[START OF Exercise materials]
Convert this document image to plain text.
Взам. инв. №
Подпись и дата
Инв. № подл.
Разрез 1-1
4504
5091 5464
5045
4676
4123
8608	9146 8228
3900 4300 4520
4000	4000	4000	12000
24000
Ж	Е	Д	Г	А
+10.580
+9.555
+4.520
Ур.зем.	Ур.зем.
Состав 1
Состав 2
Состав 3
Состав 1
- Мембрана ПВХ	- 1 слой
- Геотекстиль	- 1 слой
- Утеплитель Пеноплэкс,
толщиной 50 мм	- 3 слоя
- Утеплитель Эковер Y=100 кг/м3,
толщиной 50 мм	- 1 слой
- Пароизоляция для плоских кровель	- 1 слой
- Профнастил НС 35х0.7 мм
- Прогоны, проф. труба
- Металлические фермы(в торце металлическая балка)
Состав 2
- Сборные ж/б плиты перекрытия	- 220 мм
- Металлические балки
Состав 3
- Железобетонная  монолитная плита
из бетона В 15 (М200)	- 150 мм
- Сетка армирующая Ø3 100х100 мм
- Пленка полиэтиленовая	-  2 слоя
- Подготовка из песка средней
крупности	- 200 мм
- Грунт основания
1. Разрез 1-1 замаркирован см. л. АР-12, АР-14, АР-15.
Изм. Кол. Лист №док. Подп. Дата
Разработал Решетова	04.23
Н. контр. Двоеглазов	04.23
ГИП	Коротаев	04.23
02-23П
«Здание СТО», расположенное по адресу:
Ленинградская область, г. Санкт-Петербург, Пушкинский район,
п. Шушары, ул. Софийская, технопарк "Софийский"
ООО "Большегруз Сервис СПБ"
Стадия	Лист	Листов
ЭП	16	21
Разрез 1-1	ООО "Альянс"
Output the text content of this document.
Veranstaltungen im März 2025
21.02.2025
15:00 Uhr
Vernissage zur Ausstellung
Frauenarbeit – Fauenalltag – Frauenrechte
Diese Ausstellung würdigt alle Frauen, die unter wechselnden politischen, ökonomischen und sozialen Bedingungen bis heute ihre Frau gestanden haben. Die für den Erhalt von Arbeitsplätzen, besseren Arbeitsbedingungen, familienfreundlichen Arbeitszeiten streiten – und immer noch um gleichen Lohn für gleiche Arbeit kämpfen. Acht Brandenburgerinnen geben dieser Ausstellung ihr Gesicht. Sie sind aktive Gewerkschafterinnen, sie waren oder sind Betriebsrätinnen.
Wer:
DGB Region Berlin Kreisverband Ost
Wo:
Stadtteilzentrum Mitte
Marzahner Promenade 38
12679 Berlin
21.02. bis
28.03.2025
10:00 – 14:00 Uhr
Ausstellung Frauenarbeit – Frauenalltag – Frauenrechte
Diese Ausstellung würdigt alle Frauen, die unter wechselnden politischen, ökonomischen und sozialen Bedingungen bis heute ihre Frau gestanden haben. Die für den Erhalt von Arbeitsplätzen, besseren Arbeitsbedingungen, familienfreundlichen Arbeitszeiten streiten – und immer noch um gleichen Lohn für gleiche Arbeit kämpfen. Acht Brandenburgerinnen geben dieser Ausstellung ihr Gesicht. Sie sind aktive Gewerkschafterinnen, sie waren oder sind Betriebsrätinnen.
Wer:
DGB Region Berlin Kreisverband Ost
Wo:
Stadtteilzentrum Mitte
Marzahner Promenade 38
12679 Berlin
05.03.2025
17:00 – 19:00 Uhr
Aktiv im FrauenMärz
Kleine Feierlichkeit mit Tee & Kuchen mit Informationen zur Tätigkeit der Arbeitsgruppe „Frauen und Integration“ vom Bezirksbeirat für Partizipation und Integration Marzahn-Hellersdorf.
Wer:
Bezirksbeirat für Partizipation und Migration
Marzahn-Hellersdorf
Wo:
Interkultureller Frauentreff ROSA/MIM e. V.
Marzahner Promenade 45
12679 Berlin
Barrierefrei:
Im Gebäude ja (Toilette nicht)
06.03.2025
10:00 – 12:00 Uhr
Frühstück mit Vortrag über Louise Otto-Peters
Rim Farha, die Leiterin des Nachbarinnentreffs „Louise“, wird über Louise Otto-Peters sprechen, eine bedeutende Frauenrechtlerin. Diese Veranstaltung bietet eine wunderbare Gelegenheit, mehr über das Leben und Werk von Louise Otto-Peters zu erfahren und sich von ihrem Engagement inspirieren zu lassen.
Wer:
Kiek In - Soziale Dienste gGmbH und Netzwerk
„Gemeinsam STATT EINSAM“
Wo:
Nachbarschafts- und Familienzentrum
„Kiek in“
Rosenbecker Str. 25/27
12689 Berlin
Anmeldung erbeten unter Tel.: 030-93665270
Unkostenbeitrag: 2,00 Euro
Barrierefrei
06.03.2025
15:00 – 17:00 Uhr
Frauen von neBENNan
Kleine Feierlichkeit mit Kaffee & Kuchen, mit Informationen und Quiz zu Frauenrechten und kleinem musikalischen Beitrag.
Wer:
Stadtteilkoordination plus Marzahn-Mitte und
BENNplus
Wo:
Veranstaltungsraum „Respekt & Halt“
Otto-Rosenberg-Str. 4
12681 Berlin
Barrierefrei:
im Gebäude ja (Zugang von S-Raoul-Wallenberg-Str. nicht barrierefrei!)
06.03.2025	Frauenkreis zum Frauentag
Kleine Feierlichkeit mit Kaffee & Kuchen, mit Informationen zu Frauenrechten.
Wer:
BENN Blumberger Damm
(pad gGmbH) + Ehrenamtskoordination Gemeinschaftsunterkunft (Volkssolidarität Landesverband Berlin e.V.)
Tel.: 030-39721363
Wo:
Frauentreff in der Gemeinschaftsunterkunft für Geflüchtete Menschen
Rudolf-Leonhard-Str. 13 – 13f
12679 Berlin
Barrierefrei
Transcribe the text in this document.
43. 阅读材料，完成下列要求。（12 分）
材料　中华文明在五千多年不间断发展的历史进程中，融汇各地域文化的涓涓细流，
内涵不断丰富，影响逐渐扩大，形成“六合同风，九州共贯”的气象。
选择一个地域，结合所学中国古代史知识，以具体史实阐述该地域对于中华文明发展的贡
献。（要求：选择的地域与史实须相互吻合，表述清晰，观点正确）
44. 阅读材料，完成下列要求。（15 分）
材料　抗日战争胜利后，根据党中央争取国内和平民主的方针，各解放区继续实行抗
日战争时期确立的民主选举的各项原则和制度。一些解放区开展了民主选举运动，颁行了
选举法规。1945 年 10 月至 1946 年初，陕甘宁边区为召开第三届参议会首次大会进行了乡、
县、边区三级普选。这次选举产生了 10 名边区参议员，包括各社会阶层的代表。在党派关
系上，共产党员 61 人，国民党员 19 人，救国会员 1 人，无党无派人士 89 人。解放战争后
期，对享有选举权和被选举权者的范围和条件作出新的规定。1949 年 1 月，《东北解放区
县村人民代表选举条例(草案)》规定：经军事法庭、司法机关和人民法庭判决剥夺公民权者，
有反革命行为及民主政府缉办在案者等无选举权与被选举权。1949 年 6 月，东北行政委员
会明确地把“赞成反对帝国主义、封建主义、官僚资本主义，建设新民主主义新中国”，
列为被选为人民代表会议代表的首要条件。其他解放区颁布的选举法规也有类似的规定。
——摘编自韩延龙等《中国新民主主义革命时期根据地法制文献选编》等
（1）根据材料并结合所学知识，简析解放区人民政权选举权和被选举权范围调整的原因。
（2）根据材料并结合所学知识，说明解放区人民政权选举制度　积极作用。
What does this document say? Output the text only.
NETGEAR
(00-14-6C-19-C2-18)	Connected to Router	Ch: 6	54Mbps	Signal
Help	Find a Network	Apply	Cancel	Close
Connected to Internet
[END OF Exercise materials]
The request:
In full and verbatim, repeat the records given above.

Task output:
Convert this document image to plain text.
Взам. инв. №
Подпись и дата
Инв. № подл.
Разрез 1-1
4504
5091 5464
5045
4676
4123
8608	9146 8228
3900 4300 4520
4000	4000	4000	12000
24000
Ж	Е	Д	Г	А
+10.580
+9.555
+4.520
Ур.зем.	Ур.зем.
Состав 1
Состав 2
Состав 3
Состав 1
- Мембрана ПВХ	- 1 слой
- Геотекстиль	- 1 слой
- Утеплитель Пеноплэкс,
толщиной 50 мм	- 3 слоя
- Утеплитель Эковер Y=100 кг/м3,
толщиной 50 мм	- 1 слой
- Пароизоляция для плоских кровель	- 1 слой
- Профнастил НС 35х0.7 мм
- Прогоны, проф. труба
- Металлические фермы(в торце металлическая балка)
Состав 2
- Сборные ж/б плиты перекрытия	- 220 мм
- Металлические балки
Состав 3
- Железобетонная  монолитная плита
из бетона В 15 (М200)	- 150 мм
- Сетка армирующая Ø3 100х100 мм
- Пленка полиэтиленовая	-  2 слоя
- Подготовка из песка средней
крупности	- 200 мм
- Грунт основания
1. Разрез 1-1 замаркирован см. л. АР-12, АР-14, АР-15.
Изм. Кол. Лист №док. Подп. Дата
Разработал Решетова	04.23
Н. контр. Двоеглазов	04.23
ГИП	Коротаев	04.23
02-23П
«Здание СТО», расположенное по адресу:
Ленинградская область, г. Санкт-Петербург, Пушкинский район,
п. Шушары, ул. Софийская, технопарк "Софийский"
ООО "Большегруз Сервис СПБ"
Стадия	Лист	Листов
ЭП	16	21
Разрез 1-1	ООО "Альянс"
Output the text content of this document.
Veranstaltungen im März 2025
21.02.2025
15:00 Uhr
Vernissage zur Ausstellung
Frauenarbeit – Fauenalltag – Frauenrechte
Diese Ausstellung würdigt alle Frauen, die unter wechselnden politischen, ökonomischen und sozialen Bedingungen bis heute ihre Frau gestanden haben. Die für den Erhalt von Arbeitsplätzen, besseren Arbeitsbedingungen, familienfreundlichen Arbeitszeiten streiten – und immer noch um gleichen Lohn für gleiche Arbeit kämpfen. Acht Brandenburgerinnen geben dieser Ausstellung ihr Gesicht. Sie sind aktive Gewerkschafterinnen, sie waren oder sind Betriebsrätinnen.
Wer:
DGB Region Berlin Kreisverband Ost
Wo:
Stadtteilzentrum Mitte
Marzahner Promenade 38
12679 Berlin
21.02. bis
28.03.2025
10:00 – 14:00 Uhr
Ausstellung Frauenarbeit – Frauenalltag – Frauenrechte
Diese Ausstellung würdigt alle Frauen, die unter wechselnden politischen, ökonomischen und sozialen Bedingungen bis heute ihre Frau gestanden haben. Die für den Erhalt von Arbeitsplätzen, besseren Arbeitsbedingungen, familienfreundlichen Arbeitszeiten streiten – und immer noch um gleichen Lohn für gleiche Arbeit kämpfen. Acht Brandenburgerinnen geben dieser Ausstellung ihr Gesicht. Sie sind aktive Gewerkschafterinnen, sie waren oder sind Betriebsrätinnen.
Wer:
DGB Region Berlin Kreisverband Ost
Wo:
Stadtteilzentrum Mitte
Marzahner Promenade 38
12679 Berlin
05.03.2025
17:00 – 19:00 Uhr
Aktiv im FrauenMärz
Kleine Feierlichkeit mit Tee & Kuchen mit Informationen zur Tätigkeit der Arbeitsgruppe „Frauen und Integration“ vom Bezirksbeirat für Partizipation und Integration Marzahn-Hellersdorf.
Wer:
Bezirksbeirat für Partizipation und Migration
Marzahn-Hellersdorf
Wo:
Interkultureller Frauentreff ROSA/MIM e. V.
Marzahner Promenade 45
12679 Berlin
Barrierefrei:
Im Gebäude ja (Toilette nicht)
06.03.2025
10:00 – 12:00 Uhr
Frühstück mit Vortrag über Louise Otto-Peters
Rim Farha, die Leiterin des Nachbarinnentreffs „Louise“, wird über Louise Otto-Peters sprechen, eine bedeutende Frauenrechtlerin. Diese Veranstaltung bietet eine wunderbare Gelegenheit, mehr über das Leben und Werk von Louise Otto-Peters zu erfahren und sich von ihrem Engagement inspirieren zu lassen.
Wer:
Kiek In - Soziale Dienste gGmbH und Netzwerk
„Gemeinsam STATT EINSAM“
Wo:
Nachbarschafts- und Familienzentrum
„Kiek in“
Rosenbecker Str. 25/27
12689 Berlin
Anmeldung erbeten unter Tel.: 030-93665270
Unkostenbeitrag: 2,00 Euro
Barrierefrei
06.03.2025
15:00 – 17:00 Uhr
Frauen von neBENNan
Kleine Feierlichkeit mit Kaffee & Kuchen, mit Informationen und Quiz zu Frauenrechten und kleinem musikalischen Beitrag.
Wer:
Stadtteilkoordination plus Marzahn-Mitte und
BENNplus
Wo:
Veranstaltungsraum „Respekt & Halt“
Otto-Rosenberg-Str. 4
12681 Berlin
Barrierefrei:
im Gebäude ja (Zugang von S-Raoul-Wallenberg-Str. nicht barrierefrei!)
06.03.2025	Frauenkreis zum Frauentag
Kleine Feierlichkeit mit Kaffee & Kuchen, mit Informationen zu Frauenrechten.
Wer:
BENN Blumberger Damm
(pad gGmbH) + Ehrenamtskoordination Gemeinschaftsunterkunft (Volkssolidarität Landesverband Berlin e.V.)
Tel.: 030-39721363
Wo:
Frauentreff in der Gemeinschaftsunterkunft für Geflüchtete Menschen
Rudolf-Leonhard-Str. 13 – 13f
12679 Berlin
Barrierefrei
Transcribe the text in this document.
43. 阅读材料，完成下列要求。（12 分）
材料　中华文明在五千多年不间断发展的历史进程中，融汇各地域文化的涓涓细流，
内涵不断丰富，影响逐渐扩大，形成“六合同风，九州共贯”的气象。
选择一个地域，结合所学中国古代史知识，以具体史实阐述该地域对于中华文明发展的贡
献。（要求：选择的地域与史实须相互吻合，表述清晰，观点正确）
44. 阅读材料，完成下列要求。（15 分）
材料　抗日战争胜利后，根据党中央争取国内和平民主的方针，各解放区继续实行抗
日战争时期确立的民主选举的各项原则和制度。一些解放区开展了民主选举运动，颁行了
选举法规。1945 年 10 月至 1946 年初，陕甘宁边区为召开第三届参议会首次大会进行了乡、
县、边区三级普选。这次选举产生了 10 名边区参议员，包括各社会阶层的代表。在党派关
系上，共产党员 61 人，国民党员 19 人，救国会员 1 人，无党无派人士 89 人。解放战争后
期，对享有选举权和被选举权者的范围和条件作出新的规定。1949 年 1 月，《东北解放区
县村人民代表选举条例(草案)》规定：经军事法庭、司法机关和人民法庭判决剥夺公民权者，
有反革命行为及民主政府缉办在案者等无选举权与被选举权。1949 年 6 月，东北行政委员
会明确地把“赞成反对帝国主义、封建主义、官僚资本主义，建设新民主主义新中国”，
列为被选为人民代表会议代表的首要条件。其他解放区颁布的选举法规也有类似的规定。
——摘编自韩延龙等《中国新民主主义革命时期根据地法制文献选编》等
（1）根据材料并结合所学知识，简析解放区人民政权选举权和被选举权范围调整的原因。
（2）根据材料并结合所学知识，说明解放区人民政权选举制度　积极作用。
What does this document say? Output the text only.
NETGEAR
(00-14-6C-19-C2-18)	Connected to Router	Ch: 6	54Mbps	Signal
Help	Find a Network	Apply	Cancel	Close
Connected to Internet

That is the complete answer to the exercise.